DATA SECTION ::
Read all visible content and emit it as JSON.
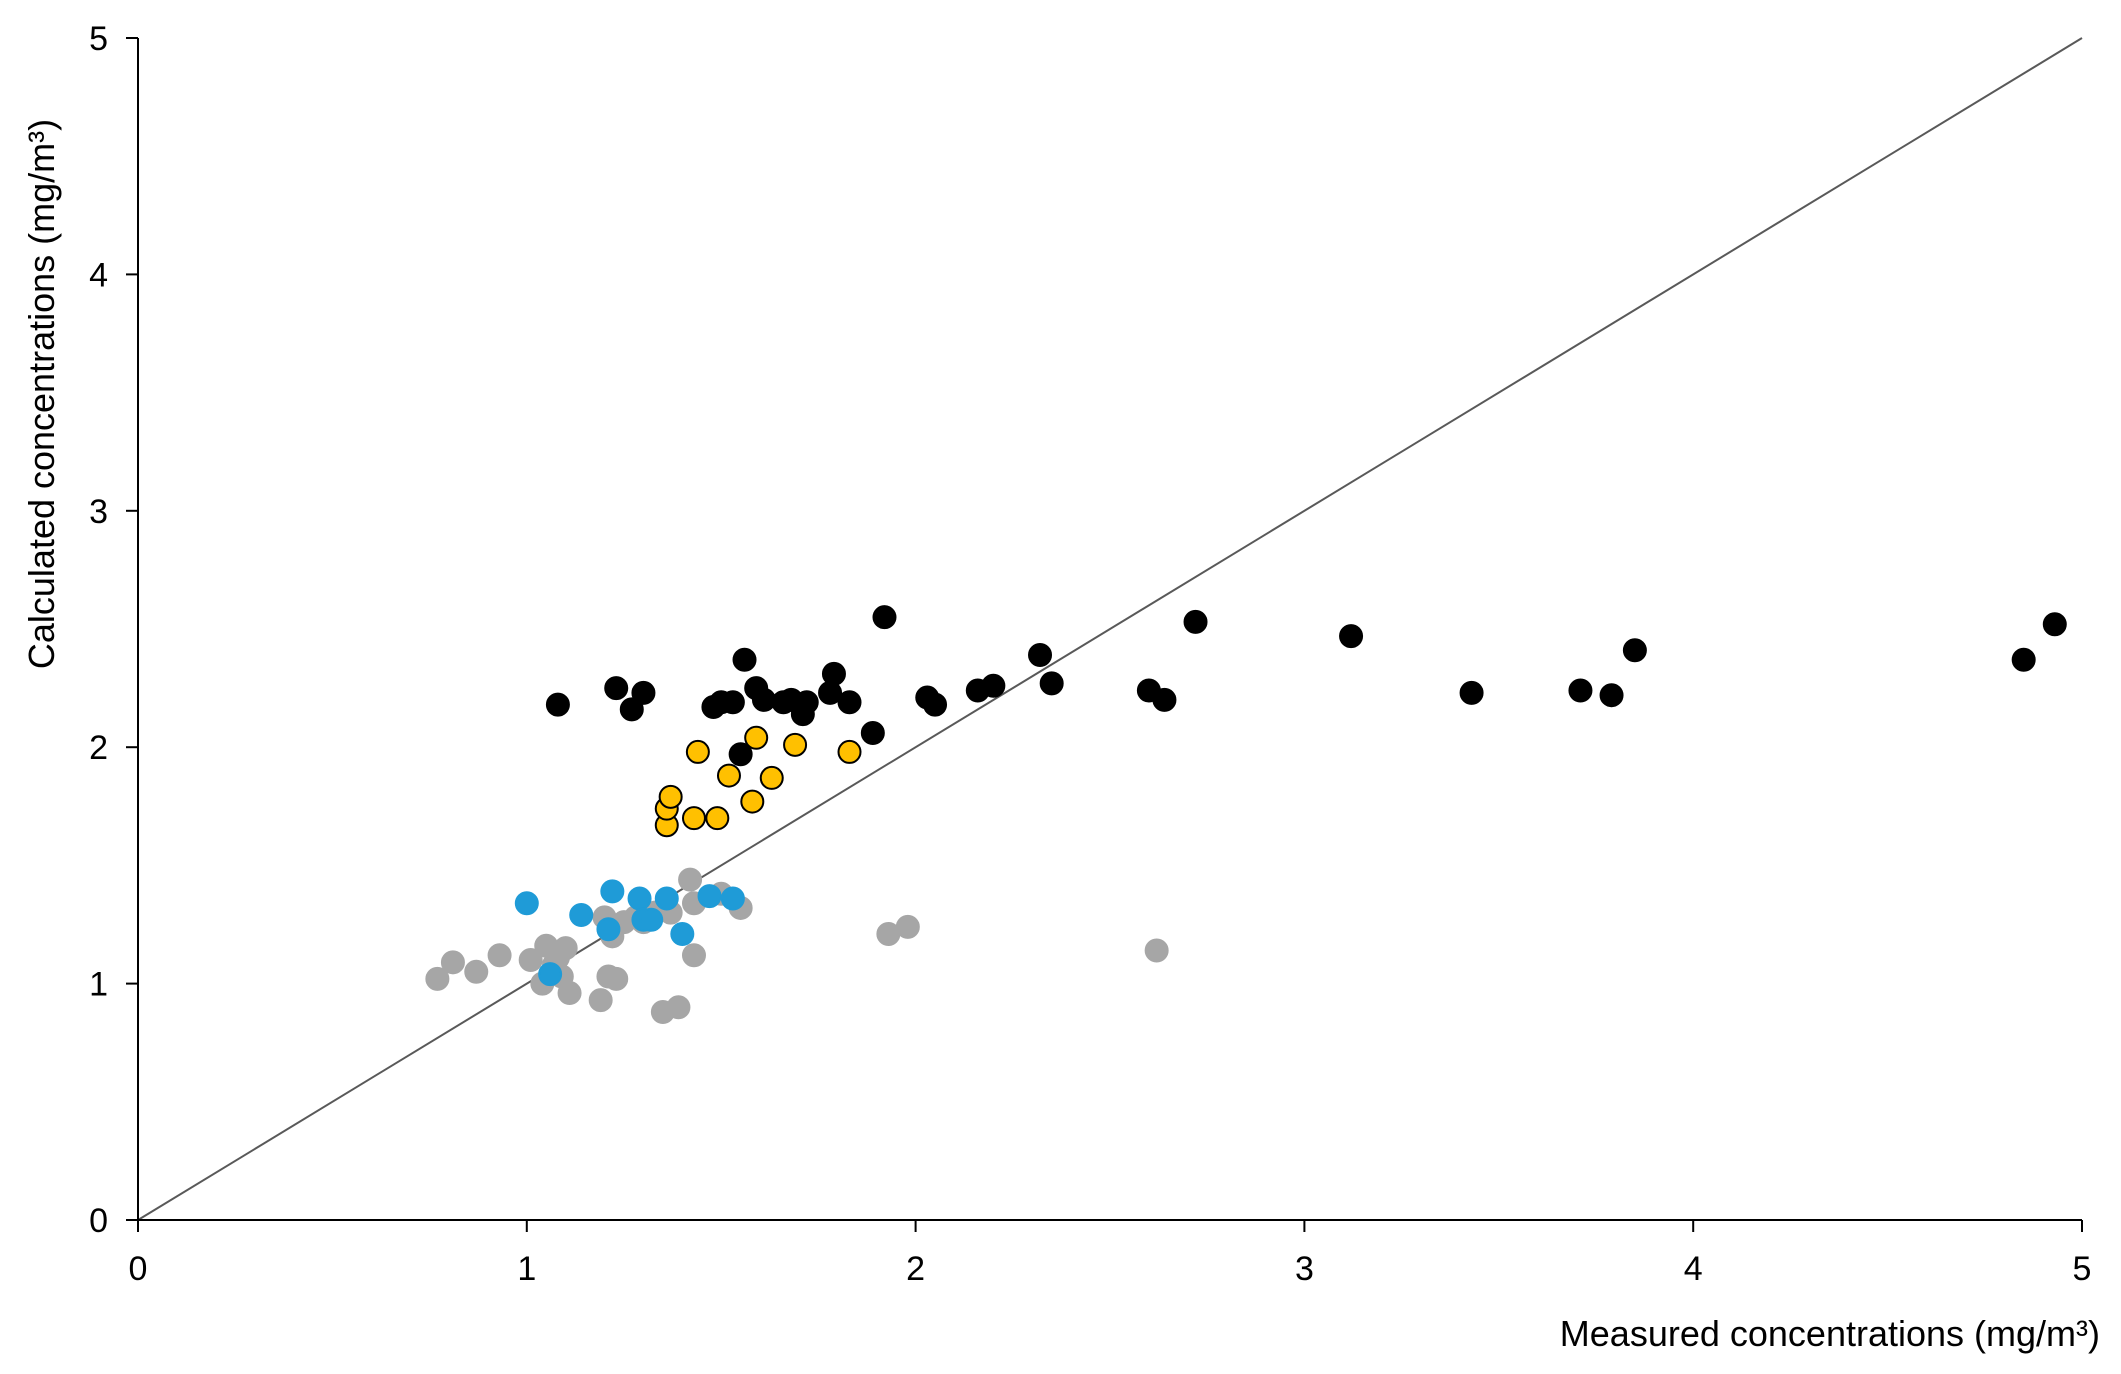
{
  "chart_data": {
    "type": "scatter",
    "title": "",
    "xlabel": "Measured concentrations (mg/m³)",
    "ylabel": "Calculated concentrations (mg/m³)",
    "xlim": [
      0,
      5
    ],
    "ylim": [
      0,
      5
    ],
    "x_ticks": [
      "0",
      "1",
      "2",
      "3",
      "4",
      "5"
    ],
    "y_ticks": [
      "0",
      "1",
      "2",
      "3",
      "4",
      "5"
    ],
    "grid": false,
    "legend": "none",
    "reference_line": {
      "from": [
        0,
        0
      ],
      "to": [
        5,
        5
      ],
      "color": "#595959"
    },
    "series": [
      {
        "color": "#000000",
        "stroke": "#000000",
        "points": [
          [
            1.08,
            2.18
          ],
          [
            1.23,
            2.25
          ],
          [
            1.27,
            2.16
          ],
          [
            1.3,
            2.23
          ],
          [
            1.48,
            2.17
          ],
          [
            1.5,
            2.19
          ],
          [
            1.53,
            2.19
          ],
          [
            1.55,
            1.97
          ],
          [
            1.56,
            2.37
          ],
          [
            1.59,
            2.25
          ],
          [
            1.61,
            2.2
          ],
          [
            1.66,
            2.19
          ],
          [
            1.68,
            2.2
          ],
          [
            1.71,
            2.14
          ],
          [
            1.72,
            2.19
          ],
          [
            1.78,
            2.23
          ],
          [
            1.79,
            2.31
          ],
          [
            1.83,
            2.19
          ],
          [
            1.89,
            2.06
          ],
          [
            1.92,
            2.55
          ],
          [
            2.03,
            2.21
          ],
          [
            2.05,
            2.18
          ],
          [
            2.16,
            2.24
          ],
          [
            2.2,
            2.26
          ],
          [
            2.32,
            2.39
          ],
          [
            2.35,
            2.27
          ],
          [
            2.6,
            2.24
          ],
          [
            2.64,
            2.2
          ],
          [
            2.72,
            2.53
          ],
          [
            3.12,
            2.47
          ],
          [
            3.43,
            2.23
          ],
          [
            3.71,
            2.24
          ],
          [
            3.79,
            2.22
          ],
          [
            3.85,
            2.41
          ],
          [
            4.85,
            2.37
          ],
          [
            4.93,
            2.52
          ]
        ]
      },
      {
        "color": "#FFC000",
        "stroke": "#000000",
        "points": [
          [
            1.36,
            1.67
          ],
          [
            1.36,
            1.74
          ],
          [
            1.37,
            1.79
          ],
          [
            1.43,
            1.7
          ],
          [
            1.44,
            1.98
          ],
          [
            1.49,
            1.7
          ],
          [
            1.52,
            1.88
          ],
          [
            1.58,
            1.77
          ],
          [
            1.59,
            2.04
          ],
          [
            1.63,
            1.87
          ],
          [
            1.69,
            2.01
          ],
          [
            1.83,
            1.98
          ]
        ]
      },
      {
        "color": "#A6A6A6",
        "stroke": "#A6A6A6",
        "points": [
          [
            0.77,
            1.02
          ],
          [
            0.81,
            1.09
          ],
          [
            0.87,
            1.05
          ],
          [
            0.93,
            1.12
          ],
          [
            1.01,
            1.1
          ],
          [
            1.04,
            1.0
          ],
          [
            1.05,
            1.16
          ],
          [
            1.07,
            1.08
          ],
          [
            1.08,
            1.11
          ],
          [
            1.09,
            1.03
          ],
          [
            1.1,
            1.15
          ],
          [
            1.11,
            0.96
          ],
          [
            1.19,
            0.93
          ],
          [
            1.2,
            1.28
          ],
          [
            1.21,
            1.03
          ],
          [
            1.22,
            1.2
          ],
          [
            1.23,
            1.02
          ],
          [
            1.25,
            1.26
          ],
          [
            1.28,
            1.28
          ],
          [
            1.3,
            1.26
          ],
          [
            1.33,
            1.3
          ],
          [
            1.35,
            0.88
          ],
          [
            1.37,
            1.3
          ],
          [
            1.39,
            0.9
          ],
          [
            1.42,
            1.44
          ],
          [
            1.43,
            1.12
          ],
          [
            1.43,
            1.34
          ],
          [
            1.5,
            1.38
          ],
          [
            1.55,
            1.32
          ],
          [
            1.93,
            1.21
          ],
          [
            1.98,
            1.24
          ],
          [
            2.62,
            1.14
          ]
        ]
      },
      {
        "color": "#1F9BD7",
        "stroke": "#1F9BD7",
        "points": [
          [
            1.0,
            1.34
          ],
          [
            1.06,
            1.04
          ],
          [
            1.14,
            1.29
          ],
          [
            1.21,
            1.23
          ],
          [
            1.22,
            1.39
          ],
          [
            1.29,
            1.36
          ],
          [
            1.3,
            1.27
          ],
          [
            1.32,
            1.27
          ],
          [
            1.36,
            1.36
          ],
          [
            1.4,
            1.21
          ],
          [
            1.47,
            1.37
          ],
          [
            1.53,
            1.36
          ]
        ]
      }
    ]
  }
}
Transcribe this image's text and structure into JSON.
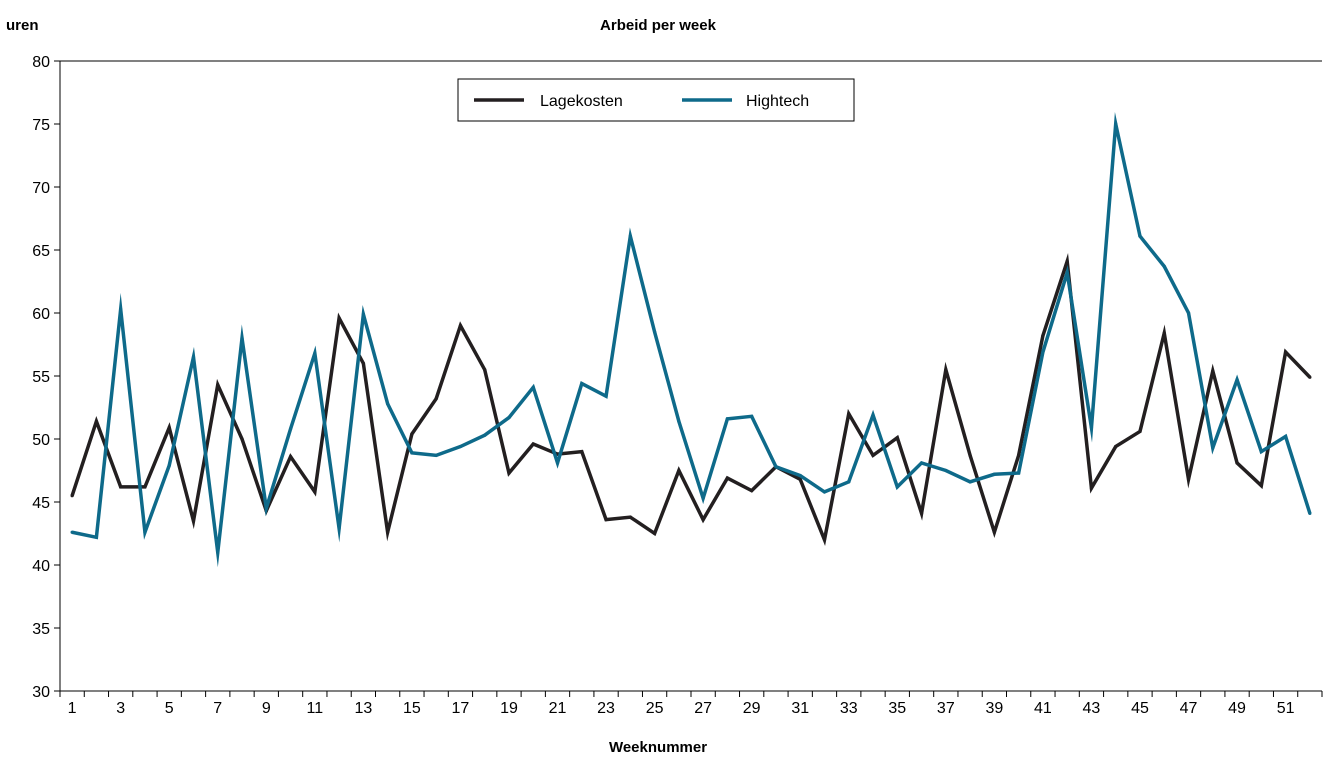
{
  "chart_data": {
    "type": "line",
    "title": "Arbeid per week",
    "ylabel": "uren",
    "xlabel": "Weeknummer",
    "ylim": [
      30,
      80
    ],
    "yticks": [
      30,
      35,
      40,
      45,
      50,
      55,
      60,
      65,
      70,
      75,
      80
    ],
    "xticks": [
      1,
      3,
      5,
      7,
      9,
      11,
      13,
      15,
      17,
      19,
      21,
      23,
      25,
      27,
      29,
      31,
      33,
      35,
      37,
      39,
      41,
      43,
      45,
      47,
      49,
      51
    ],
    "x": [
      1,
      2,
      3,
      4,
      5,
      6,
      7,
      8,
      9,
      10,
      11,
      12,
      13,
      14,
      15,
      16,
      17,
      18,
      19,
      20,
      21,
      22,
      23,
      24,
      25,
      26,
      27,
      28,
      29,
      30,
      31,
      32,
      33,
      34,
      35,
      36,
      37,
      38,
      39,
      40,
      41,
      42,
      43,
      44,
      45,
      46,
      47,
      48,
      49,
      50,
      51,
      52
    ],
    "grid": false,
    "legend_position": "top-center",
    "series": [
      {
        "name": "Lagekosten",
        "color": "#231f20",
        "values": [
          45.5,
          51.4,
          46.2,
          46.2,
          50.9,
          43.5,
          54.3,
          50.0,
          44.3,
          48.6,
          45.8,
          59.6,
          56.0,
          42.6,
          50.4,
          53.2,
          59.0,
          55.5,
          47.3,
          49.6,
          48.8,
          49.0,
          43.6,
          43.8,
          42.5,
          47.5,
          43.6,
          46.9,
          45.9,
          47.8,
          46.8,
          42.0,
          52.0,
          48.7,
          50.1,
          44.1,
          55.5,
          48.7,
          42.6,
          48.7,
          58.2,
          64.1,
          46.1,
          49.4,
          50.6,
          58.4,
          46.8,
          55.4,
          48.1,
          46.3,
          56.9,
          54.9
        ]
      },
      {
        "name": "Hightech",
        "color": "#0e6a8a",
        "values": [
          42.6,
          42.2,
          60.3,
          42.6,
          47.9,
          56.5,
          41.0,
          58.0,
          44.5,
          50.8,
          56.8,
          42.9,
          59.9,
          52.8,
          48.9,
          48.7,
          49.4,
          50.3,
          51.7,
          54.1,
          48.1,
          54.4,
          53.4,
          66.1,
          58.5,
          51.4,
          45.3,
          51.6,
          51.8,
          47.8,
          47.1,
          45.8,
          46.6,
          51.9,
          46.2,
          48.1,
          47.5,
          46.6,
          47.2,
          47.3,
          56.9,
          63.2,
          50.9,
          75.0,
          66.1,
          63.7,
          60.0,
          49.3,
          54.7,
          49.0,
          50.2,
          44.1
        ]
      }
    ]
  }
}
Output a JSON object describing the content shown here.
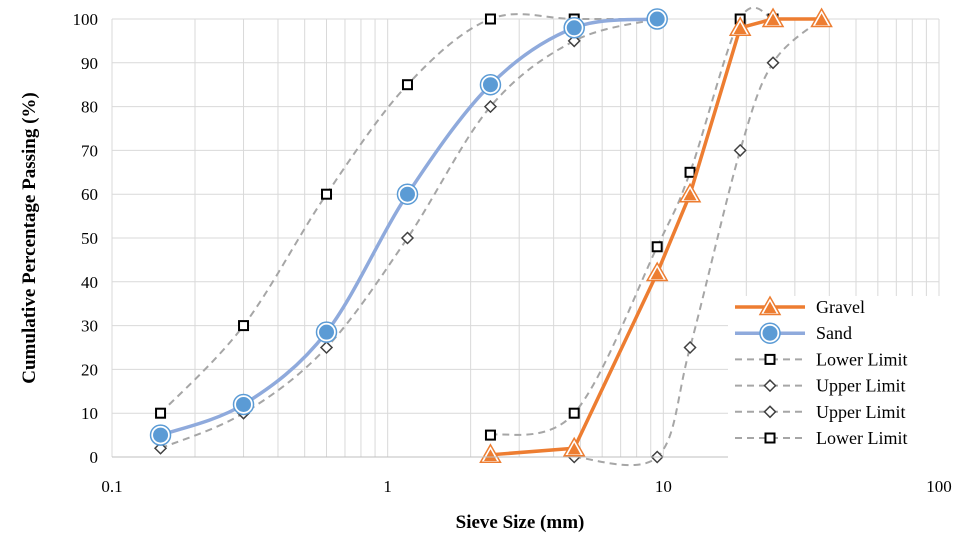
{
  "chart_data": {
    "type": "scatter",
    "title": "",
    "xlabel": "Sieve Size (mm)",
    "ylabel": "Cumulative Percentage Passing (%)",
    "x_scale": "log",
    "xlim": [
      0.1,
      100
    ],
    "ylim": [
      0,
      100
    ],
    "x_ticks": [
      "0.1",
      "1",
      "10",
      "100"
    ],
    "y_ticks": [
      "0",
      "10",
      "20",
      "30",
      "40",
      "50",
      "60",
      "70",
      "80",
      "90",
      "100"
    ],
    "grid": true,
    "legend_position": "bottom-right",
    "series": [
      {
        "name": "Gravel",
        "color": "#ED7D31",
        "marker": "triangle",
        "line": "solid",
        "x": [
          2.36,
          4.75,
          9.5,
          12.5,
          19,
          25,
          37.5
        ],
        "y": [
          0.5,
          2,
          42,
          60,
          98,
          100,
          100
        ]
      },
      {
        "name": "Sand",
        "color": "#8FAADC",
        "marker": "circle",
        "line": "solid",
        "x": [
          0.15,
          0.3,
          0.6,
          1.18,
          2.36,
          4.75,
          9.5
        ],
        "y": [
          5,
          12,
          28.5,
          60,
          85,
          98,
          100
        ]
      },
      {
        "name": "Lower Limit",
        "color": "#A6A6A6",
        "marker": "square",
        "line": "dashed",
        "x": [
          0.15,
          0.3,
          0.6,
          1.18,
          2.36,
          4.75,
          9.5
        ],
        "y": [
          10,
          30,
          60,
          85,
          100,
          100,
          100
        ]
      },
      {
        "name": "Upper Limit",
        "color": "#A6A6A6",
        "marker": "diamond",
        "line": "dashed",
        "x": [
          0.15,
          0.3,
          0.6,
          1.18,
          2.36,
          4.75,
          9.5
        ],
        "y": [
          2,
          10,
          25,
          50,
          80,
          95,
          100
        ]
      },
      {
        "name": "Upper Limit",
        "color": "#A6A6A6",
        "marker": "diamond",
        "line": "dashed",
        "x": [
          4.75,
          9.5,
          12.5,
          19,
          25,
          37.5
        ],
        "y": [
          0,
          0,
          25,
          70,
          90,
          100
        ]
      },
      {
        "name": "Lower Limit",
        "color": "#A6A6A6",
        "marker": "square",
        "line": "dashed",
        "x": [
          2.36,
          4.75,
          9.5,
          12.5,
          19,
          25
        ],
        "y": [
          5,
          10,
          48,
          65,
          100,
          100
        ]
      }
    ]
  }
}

PROMPT :: For each line above that contains the word "ylabel", copy that line.

TASK ANSWER ::
    "ylabel": "Calculated concentrations (mg/m³)",
    "ylabel": "uren",
    "ylabel": "Cumulative Percentage Passing (%)",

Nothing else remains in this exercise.